● **AIM**:
Pick out the lines containing "title".

(Dataset entries)

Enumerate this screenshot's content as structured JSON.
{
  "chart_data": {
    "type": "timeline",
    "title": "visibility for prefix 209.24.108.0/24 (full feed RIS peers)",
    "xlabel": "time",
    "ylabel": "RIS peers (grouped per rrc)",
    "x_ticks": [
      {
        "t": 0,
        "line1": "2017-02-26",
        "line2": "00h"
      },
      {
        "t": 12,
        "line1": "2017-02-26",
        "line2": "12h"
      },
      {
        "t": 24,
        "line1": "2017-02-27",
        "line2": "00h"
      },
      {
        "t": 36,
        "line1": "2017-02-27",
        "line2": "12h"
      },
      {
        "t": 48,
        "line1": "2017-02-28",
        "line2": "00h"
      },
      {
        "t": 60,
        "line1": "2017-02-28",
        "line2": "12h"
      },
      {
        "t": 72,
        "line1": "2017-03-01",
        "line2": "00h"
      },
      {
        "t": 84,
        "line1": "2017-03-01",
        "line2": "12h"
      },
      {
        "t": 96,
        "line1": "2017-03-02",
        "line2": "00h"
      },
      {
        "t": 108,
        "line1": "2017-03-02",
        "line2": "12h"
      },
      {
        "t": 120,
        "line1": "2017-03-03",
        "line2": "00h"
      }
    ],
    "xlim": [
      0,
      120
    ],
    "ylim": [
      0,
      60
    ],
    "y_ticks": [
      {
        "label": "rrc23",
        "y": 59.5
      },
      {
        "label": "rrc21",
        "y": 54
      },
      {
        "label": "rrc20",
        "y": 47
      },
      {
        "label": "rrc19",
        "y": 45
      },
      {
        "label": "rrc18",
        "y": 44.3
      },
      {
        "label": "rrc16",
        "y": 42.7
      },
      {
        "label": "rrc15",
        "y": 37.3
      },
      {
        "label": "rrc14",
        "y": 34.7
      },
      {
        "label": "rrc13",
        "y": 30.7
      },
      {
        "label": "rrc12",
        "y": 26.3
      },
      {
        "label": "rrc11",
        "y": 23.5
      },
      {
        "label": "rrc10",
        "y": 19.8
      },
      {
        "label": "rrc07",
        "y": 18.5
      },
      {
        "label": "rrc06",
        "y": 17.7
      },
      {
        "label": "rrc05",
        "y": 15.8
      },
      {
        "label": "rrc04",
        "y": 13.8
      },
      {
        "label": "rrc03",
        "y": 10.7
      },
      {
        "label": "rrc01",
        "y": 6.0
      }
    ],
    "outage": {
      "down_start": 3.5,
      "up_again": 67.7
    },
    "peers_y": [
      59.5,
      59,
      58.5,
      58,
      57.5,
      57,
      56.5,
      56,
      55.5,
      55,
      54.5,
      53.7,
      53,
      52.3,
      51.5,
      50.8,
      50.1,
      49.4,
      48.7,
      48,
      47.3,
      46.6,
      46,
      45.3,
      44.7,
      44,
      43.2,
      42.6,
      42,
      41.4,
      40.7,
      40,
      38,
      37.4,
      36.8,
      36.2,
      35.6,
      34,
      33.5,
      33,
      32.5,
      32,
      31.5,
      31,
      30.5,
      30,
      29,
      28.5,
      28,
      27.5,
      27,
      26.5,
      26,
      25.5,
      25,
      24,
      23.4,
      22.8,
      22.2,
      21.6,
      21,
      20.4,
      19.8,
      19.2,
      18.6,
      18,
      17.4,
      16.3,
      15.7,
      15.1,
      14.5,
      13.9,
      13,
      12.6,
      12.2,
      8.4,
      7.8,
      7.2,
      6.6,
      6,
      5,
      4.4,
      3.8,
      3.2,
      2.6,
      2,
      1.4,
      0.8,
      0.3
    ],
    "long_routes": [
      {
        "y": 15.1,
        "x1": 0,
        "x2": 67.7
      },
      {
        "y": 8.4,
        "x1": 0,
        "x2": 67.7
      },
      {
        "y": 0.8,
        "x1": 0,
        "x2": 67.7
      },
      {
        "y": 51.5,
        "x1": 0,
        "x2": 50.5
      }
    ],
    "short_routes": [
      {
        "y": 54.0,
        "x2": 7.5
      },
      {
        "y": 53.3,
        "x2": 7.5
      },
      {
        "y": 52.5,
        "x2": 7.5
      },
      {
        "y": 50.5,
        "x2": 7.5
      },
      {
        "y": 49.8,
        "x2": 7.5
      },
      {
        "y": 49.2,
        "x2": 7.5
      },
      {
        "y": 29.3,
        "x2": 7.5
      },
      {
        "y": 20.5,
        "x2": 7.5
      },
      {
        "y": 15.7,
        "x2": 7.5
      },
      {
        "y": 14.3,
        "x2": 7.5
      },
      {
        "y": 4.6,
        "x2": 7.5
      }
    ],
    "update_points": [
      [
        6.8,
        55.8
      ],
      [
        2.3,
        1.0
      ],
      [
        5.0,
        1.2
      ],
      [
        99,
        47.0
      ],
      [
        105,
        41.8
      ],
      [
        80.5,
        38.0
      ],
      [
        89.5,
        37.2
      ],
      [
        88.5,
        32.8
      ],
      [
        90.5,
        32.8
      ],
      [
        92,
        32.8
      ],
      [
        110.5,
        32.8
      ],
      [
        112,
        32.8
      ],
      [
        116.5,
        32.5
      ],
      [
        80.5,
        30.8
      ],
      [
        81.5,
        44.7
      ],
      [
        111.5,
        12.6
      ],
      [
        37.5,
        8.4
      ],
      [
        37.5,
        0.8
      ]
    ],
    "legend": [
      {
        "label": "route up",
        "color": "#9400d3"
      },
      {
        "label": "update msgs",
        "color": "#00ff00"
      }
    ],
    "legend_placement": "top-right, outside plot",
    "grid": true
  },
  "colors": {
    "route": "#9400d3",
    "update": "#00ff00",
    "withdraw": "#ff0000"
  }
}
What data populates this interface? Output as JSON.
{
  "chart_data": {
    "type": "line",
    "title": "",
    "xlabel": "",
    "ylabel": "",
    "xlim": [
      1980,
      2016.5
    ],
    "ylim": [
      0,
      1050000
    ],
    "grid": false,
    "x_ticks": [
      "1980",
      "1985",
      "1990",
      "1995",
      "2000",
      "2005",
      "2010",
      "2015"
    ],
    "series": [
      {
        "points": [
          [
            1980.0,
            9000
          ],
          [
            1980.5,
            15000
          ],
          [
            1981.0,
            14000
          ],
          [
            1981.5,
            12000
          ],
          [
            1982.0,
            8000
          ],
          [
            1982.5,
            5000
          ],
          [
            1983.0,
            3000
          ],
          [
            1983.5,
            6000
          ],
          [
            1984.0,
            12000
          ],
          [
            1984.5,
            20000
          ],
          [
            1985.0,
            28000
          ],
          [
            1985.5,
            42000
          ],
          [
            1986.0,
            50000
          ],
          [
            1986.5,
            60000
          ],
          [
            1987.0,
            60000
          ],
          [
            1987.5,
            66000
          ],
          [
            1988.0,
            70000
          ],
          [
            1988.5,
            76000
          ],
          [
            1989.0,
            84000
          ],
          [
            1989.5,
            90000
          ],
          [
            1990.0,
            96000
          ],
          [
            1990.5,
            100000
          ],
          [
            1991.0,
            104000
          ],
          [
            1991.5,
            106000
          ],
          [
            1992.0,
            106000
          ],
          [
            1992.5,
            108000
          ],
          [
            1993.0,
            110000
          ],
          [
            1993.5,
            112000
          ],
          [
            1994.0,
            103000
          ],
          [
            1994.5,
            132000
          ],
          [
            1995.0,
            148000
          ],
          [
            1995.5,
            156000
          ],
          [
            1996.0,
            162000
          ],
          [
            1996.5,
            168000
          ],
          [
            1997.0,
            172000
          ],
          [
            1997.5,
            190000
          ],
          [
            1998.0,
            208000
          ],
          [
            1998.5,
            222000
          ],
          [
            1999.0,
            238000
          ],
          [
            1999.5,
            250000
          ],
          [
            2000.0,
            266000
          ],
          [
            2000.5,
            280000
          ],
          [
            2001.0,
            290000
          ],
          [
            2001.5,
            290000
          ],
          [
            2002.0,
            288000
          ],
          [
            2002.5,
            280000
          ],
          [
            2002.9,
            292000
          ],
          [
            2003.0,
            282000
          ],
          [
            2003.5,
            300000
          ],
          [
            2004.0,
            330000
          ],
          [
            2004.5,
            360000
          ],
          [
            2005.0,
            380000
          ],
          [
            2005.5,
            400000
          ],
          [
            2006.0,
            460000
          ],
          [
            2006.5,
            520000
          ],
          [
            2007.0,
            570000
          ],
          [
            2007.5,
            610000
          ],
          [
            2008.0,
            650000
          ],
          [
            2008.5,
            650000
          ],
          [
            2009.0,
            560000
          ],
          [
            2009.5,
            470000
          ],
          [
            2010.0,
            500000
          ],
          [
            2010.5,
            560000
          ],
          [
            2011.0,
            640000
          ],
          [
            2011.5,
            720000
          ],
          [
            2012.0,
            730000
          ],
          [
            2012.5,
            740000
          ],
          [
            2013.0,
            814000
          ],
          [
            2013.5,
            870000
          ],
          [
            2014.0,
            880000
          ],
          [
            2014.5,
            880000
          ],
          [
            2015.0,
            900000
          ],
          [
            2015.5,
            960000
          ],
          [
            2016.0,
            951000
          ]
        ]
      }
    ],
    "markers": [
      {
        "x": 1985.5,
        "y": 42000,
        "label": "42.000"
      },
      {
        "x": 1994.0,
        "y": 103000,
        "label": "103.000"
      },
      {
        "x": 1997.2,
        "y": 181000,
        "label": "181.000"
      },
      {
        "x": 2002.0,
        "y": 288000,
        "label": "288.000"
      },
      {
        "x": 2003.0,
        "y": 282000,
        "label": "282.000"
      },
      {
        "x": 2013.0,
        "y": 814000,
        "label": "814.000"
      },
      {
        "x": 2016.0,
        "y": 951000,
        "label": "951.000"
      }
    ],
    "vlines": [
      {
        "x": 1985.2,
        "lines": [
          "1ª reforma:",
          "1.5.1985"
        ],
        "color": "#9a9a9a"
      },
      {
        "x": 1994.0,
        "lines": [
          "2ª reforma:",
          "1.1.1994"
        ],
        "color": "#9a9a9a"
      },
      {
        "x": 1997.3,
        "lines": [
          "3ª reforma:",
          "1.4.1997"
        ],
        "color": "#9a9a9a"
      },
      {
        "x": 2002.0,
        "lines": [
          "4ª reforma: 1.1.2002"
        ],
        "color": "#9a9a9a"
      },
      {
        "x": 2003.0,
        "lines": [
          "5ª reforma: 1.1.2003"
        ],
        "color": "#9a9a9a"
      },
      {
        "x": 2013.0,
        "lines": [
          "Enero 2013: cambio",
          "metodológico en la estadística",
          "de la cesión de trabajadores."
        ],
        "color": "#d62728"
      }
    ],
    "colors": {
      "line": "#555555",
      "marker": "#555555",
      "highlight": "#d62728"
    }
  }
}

● **ANSWER FOR THE TASK**:
    "title": "visibility for prefix 209.24.108.0/24 (full feed RIS peers)",
    "title": "",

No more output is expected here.